Dataset records
════

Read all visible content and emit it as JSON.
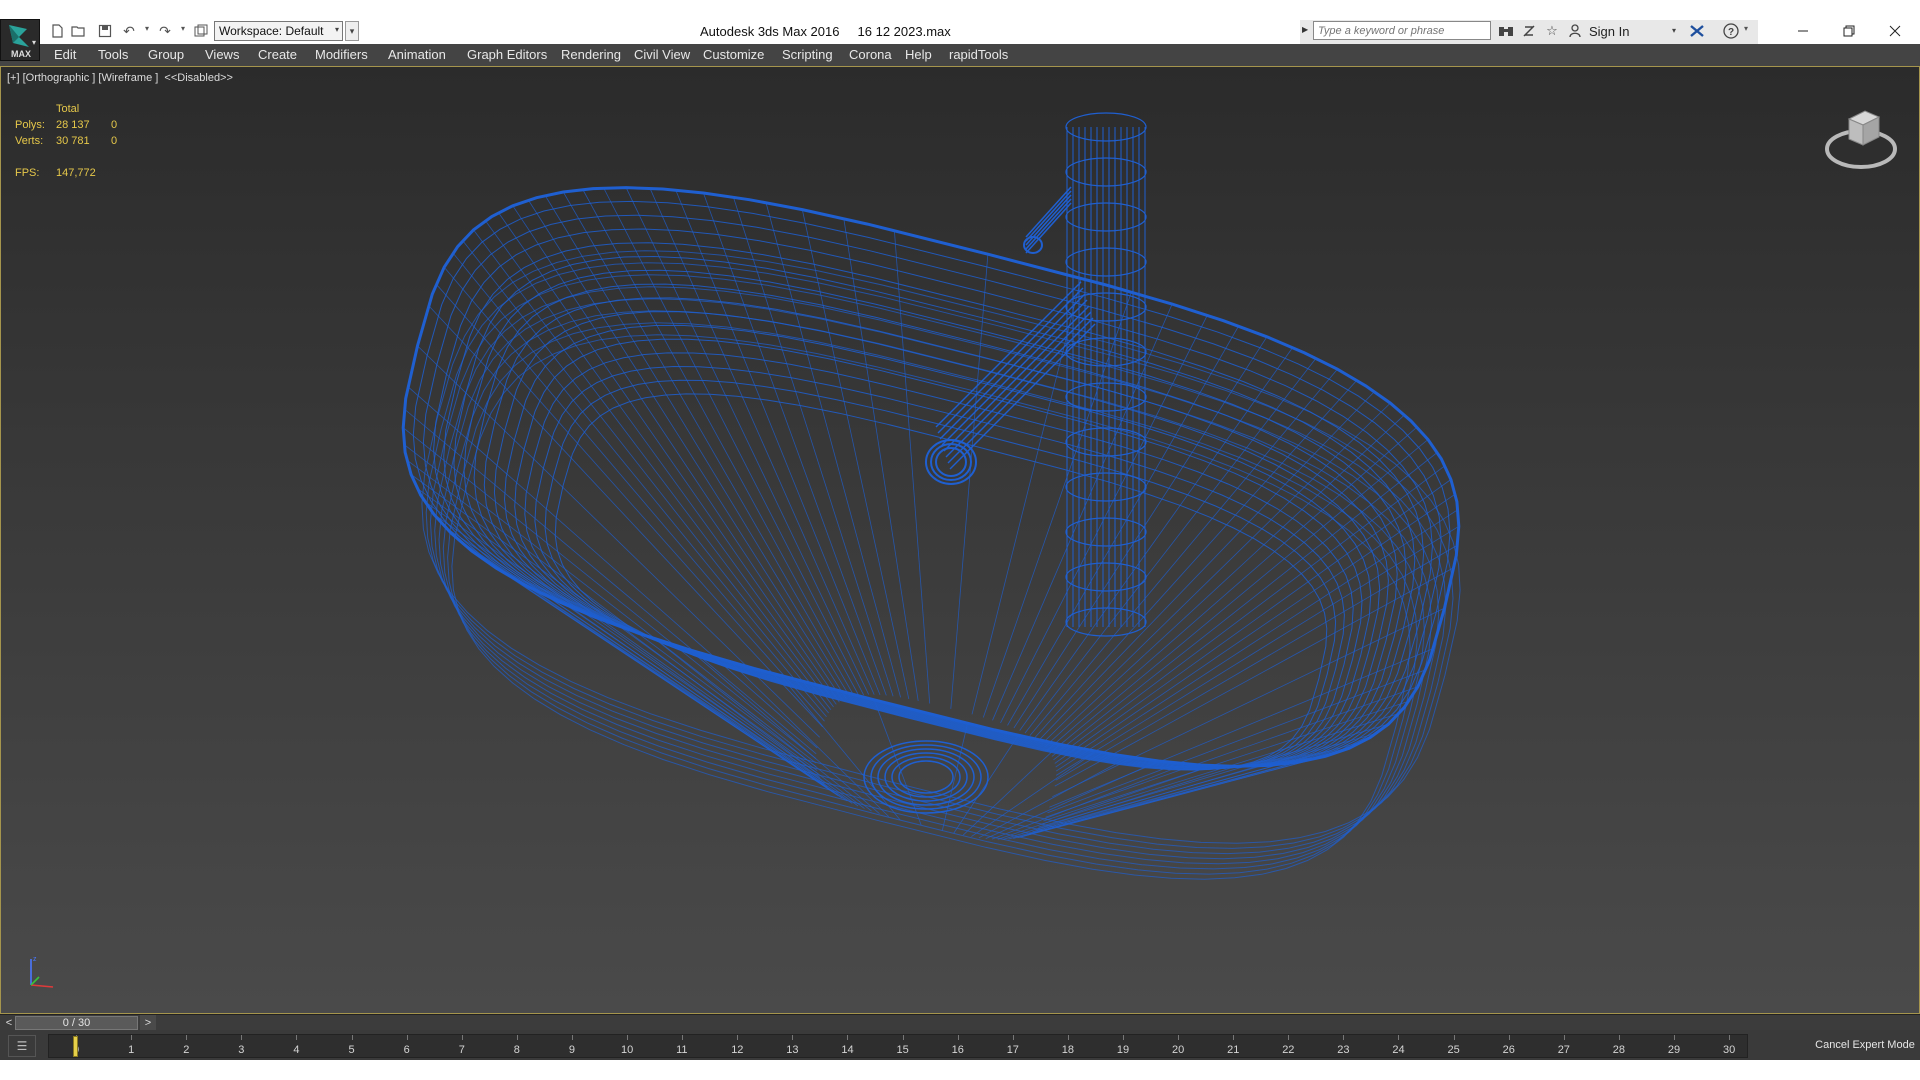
{
  "window": {
    "title": "Autodesk 3ds Max 2016     16 12 2023.max"
  },
  "app": {
    "logo_text": "MAX"
  },
  "toolbar": {
    "workspace": "Workspace: Default"
  },
  "search": {
    "placeholder": "Type a keyword or phrase"
  },
  "account": {
    "sign_in": "Sign In"
  },
  "menu": [
    "Edit",
    "Tools",
    "Group",
    "Views",
    "Create",
    "Modifiers",
    "Animation",
    "Graph Editors",
    "Rendering",
    "Civil View",
    "Customize",
    "Scripting",
    "Corona",
    "Help",
    "rapidTools"
  ],
  "viewport": {
    "label": "[+] [Orthographic ] [Wireframe ]  <<Disabled>>",
    "stats": {
      "header": "Total",
      "polys_label": "Polys:",
      "polys_total": "28 137",
      "polys_sel": "0",
      "verts_label": "Verts:",
      "verts_total": "30 781",
      "verts_sel": "0",
      "fps_label": "FPS:",
      "fps_value": "147,772"
    },
    "wire_color": "#1f5fd0"
  },
  "timeslider": {
    "prev": "<",
    "position": "0 / 30",
    "next": ">"
  },
  "trackbar": {
    "ticks": [
      "0",
      "1",
      "2",
      "3",
      "4",
      "5",
      "6",
      "7",
      "8",
      "9",
      "10",
      "11",
      "12",
      "13",
      "14",
      "15",
      "16",
      "17",
      "18",
      "19",
      "20",
      "21",
      "22",
      "23",
      "24",
      "25",
      "26",
      "27",
      "28",
      "29",
      "30"
    ],
    "current_frame": 0
  },
  "expert_mode": {
    "label": "Cancel Expert Mode"
  }
}
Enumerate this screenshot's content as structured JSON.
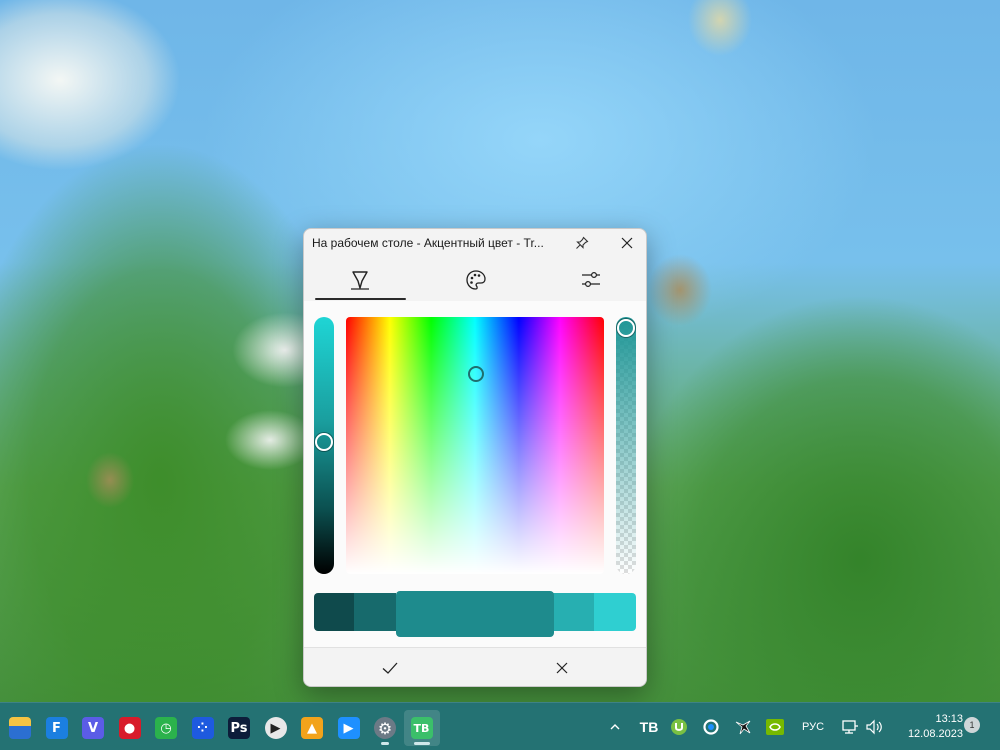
{
  "dialog": {
    "title": "На рабочем столе - Акцентный цвет - Tr...",
    "tabs": [
      {
        "icon": "pen-icon",
        "selected": true
      },
      {
        "icon": "palette-icon",
        "selected": false
      },
      {
        "icon": "sliders-icon",
        "selected": false
      }
    ],
    "hue_slider_value": 0.45,
    "alpha_slider_value": 1.0,
    "spectrum_color": "#1e9696",
    "swatches": [
      "#0f4a4c",
      "#176a6c",
      "#1e8b8d",
      "#27afb1",
      "#2fcfd1"
    ],
    "footer": {
      "ok_icon": "checkmark-icon",
      "cancel_icon": "close-icon"
    }
  },
  "taskbar": {
    "apps": [
      {
        "name": "file-explorer-app",
        "color": "#2b6fd1"
      },
      {
        "name": "f-app",
        "color": "#1b7fe0",
        "glyph": "F"
      },
      {
        "name": "v-app",
        "color": "#5b5ce6",
        "glyph": "V"
      },
      {
        "name": "record-app",
        "color": "#d81b2a",
        "glyph": "●"
      },
      {
        "name": "clock-app",
        "color": "#2bb24c",
        "glyph": "◷"
      },
      {
        "name": "dots-app",
        "color": "#1e5adf",
        "glyph": "⁘"
      },
      {
        "name": "photoshop-app",
        "color": "#0d1d3a",
        "glyph": "Ps"
      },
      {
        "name": "play-circle-app",
        "color": "#e8e8e8",
        "glyph": "▶"
      },
      {
        "name": "triangle-app",
        "color": "#f2a31b",
        "glyph": "▲"
      },
      {
        "name": "play-app",
        "color": "#1e90ff",
        "glyph": "▶"
      },
      {
        "name": "settings-app",
        "color": "#6c7a86",
        "glyph": "⚙"
      },
      {
        "name": "translucenttb-app",
        "color": "#3bbf6a",
        "glyph": "TB"
      }
    ],
    "tray": {
      "language": "РУС",
      "time": "13:13",
      "date": "12.08.2023",
      "notifications": "1"
    }
  }
}
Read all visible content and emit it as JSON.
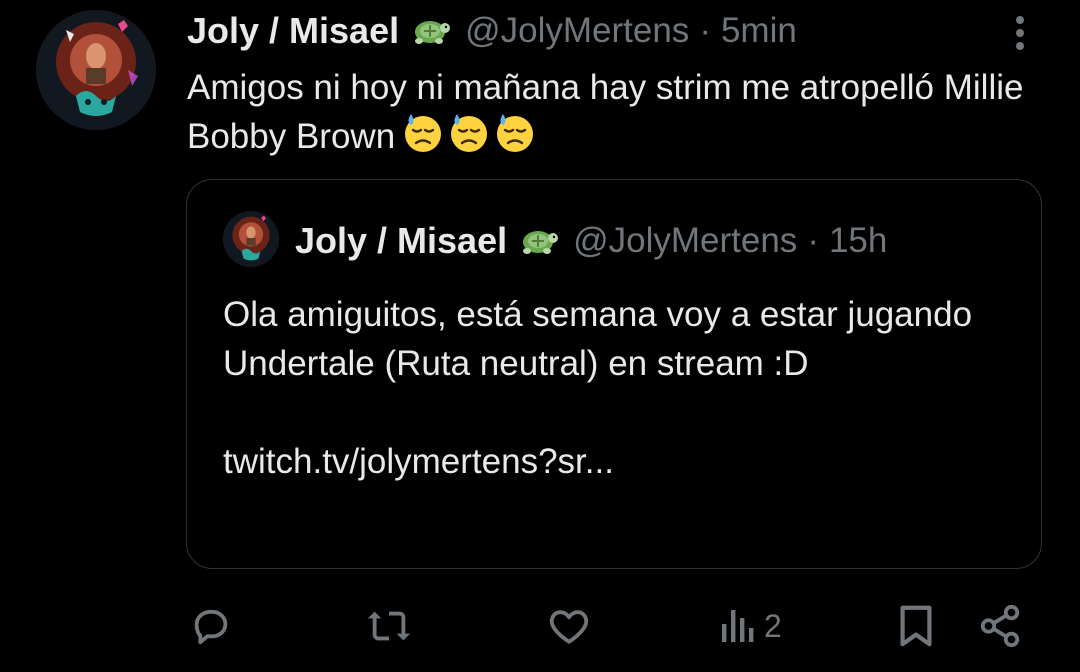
{
  "tweet": {
    "author_name": "Joly / Misael",
    "author_handle": "@JolyMertens",
    "separator": "·",
    "time": "5min",
    "text": "Amigos ni hoy ni mañana hay strim me atropelló Millie Bobby Brown",
    "emoji_names": [
      "downcast-face-with-sweat",
      "downcast-face-with-sweat",
      "downcast-face-with-sweat"
    ]
  },
  "quoted": {
    "author_name": "Joly / Misael",
    "author_handle": "@JolyMertens",
    "separator": "·",
    "time": "15h",
    "text": "Ola amiguitos, está semana voy a estar jugando Undertale (Ruta neutral) en stream :D\n\ntwitch.tv/jolymertens?sr..."
  },
  "actions": {
    "reply_icon": "reply-icon",
    "retweet_icon": "retweet-icon",
    "like_icon": "heart-icon",
    "views_icon": "views-icon",
    "views_count": "2",
    "bookmark_icon": "bookmark-icon",
    "share_icon": "share-icon"
  },
  "colors": {
    "background": "#000000",
    "text_primary": "#e7e9ea",
    "text_secondary": "#71767b",
    "border": "#2f3336"
  }
}
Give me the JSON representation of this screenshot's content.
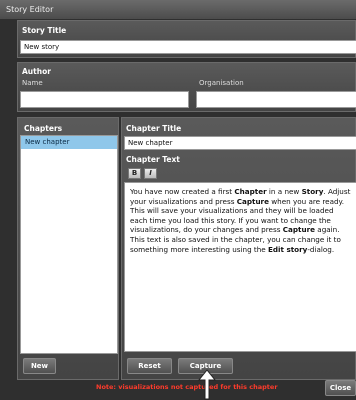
{
  "window": {
    "title": "Story Editor"
  },
  "story": {
    "title_label": "Story Title",
    "title_value": "New story"
  },
  "author": {
    "section_label": "Author",
    "name_label": "Name",
    "org_label": "Organisation",
    "name_value": "",
    "org_value": ""
  },
  "chapters": {
    "label": "Chapters",
    "items": [
      "New chapter"
    ],
    "new_button": "New"
  },
  "chapter": {
    "title_label": "Chapter Title",
    "title_value": "New chapter",
    "text_label": "Chapter Text",
    "bold_button": "B",
    "italic_button": "I",
    "text_parts": {
      "p1_a": "You have now created a first ",
      "p1_b": "Chapter",
      "p1_c": " in a new ",
      "p1_d": "Story",
      "p1_e": ". Adjust your visualizations and press ",
      "p1_f": "Capture",
      "p1_g": " when you are ready. This will save your visualizations and they will be loaded each time you load this story. If you want to change the visualizations, do your changes and press ",
      "p1_h": "Capture",
      "p1_i": " again.",
      "p2_a": "This text is also saved in the chapter, you can change it to something more interesting using the ",
      "p2_b": "Edit story",
      "p2_c": "-dialog."
    }
  },
  "buttons": {
    "reset": "Reset",
    "capture": "Capture",
    "close": "Close"
  },
  "note": "Note: visualizations not captured for this chapter",
  "icons": {
    "pointer": "arrow-pointer-icon"
  }
}
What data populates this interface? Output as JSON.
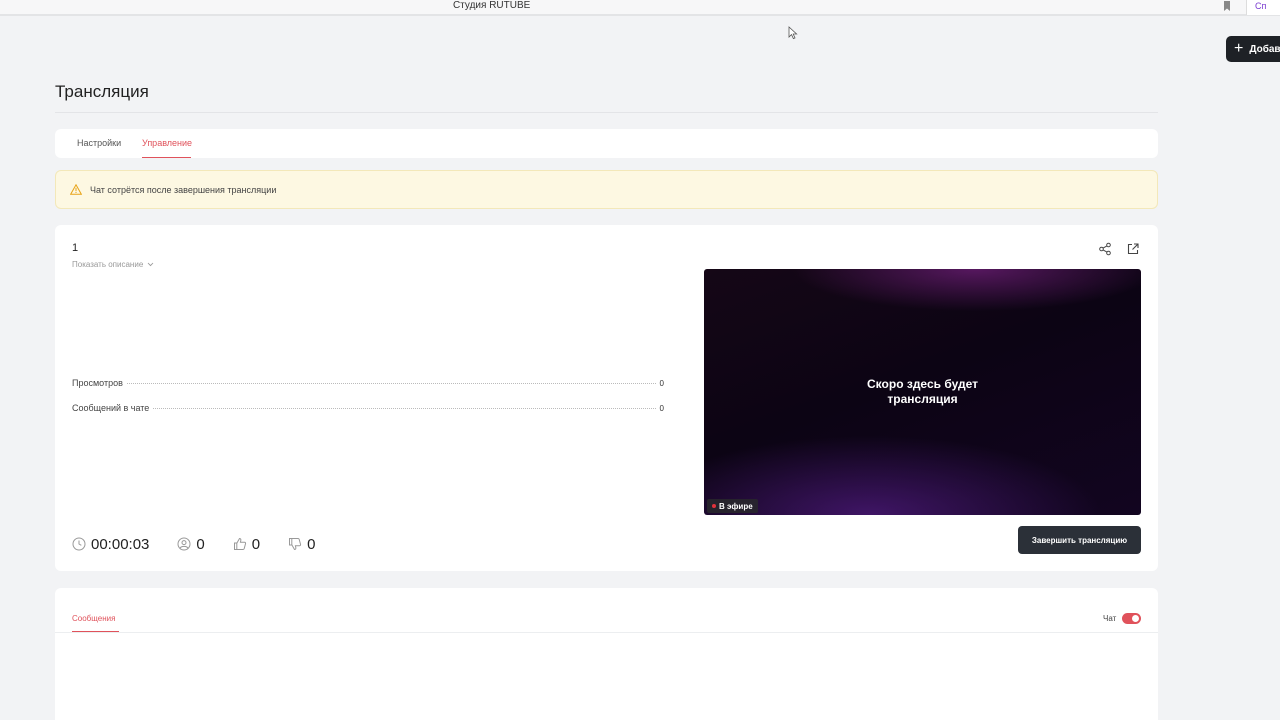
{
  "browser": {
    "tab_title": "Студия RUTUBE",
    "extension_tab_label": "Сп"
  },
  "header": {
    "add_button_label": "Добав",
    "page_title": "Трансляция"
  },
  "tabs": [
    {
      "label": "Настройки",
      "active": false
    },
    {
      "label": "Управление",
      "active": true
    }
  ],
  "notice": {
    "text": "Чат сотрётся после завершения трансляции",
    "icon": "warning-icon"
  },
  "stream": {
    "name": "1",
    "show_description_label": "Показать описание",
    "stats": [
      {
        "label": "Просмотров",
        "value": "0"
      },
      {
        "label": "Сообщений в чате",
        "value": "0"
      }
    ],
    "player": {
      "placeholder_line1": "Скоро здесь будет",
      "placeholder_line2": "трансляция",
      "live_badge": "В эфире"
    },
    "metrics": {
      "duration": "00:00:03",
      "viewers": "0",
      "likes": "0",
      "dislikes": "0"
    },
    "end_button_label": "Завершить трансляцию"
  },
  "chat_panel": {
    "tab_label": "Сообщения",
    "chat_toggle_label": "Чат",
    "chat_enabled": true
  },
  "colors": {
    "accent": "#e0525b",
    "dark_button": "#2b3038",
    "notice_bg": "#fdf8e2"
  }
}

════

SHORT TASK> Collect the complete line wherever the string "JSON" appears in the records.

ANSWER TO THE PROBLEM>
Read all visible content and emit it as JSON.
Enumerate this screenshot's content as structured JSON.
Read all visible content and emit it as JSON.
Give me the JSON representation of this screenshot's content.
What data populates this interface? Output as JSON.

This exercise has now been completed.